Exercise requirements: Copy out the listing in full, exactly as written, but not its pictures.

-=-=-=-=-

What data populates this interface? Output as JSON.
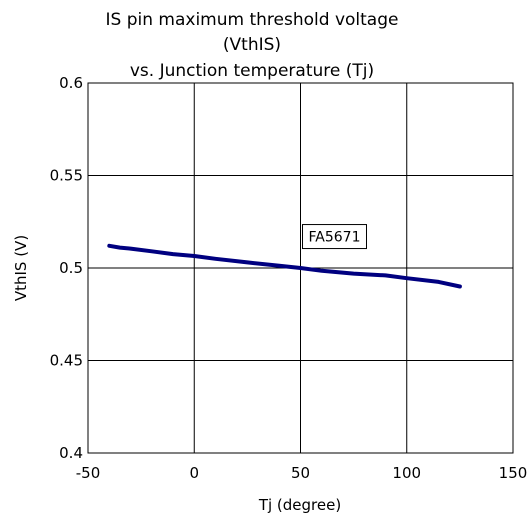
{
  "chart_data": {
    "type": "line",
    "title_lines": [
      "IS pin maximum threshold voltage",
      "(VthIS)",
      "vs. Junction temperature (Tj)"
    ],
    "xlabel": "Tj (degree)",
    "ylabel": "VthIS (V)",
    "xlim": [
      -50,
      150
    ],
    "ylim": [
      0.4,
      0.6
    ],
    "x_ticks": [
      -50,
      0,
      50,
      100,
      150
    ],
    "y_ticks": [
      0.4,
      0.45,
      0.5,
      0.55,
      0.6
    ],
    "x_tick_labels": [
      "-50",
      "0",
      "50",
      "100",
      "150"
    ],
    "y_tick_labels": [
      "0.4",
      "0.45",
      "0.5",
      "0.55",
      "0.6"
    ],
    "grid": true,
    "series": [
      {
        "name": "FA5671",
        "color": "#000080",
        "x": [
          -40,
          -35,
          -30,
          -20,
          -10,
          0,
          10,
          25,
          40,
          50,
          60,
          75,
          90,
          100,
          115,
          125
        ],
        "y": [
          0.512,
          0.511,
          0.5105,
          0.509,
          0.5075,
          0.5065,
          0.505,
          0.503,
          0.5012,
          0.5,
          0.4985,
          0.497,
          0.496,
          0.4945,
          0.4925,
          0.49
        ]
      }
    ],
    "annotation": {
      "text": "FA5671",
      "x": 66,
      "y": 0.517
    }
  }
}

-=-=-=-=-

Result:
What data populates this interface? Output as JSON.
{
  "chart_data": {
    "type": "line",
    "title_lines": [
      "IS pin maximum threshold voltage",
      "(VthIS)",
      "vs. Junction temperature (Tj)"
    ],
    "xlabel": "Tj (degree)",
    "ylabel": "VthIS (V)",
    "xlim": [
      -50,
      150
    ],
    "ylim": [
      0.4,
      0.6
    ],
    "x_ticks": [
      -50,
      0,
      50,
      100,
      150
    ],
    "y_ticks": [
      0.4,
      0.45,
      0.5,
      0.55,
      0.6
    ],
    "x_tick_labels": [
      "-50",
      "0",
      "50",
      "100",
      "150"
    ],
    "y_tick_labels": [
      "0.4",
      "0.45",
      "0.5",
      "0.55",
      "0.6"
    ],
    "grid": true,
    "series": [
      {
        "name": "FA5671",
        "color": "#000080",
        "x": [
          -40,
          -35,
          -30,
          -20,
          -10,
          0,
          10,
          25,
          40,
          50,
          60,
          75,
          90,
          100,
          115,
          125
        ],
        "y": [
          0.512,
          0.511,
          0.5105,
          0.509,
          0.5075,
          0.5065,
          0.505,
          0.503,
          0.5012,
          0.5,
          0.4985,
          0.497,
          0.496,
          0.4945,
          0.4925,
          0.49
        ]
      }
    ],
    "annotation": {
      "text": "FA5671",
      "x": 66,
      "y": 0.517
    }
  }
}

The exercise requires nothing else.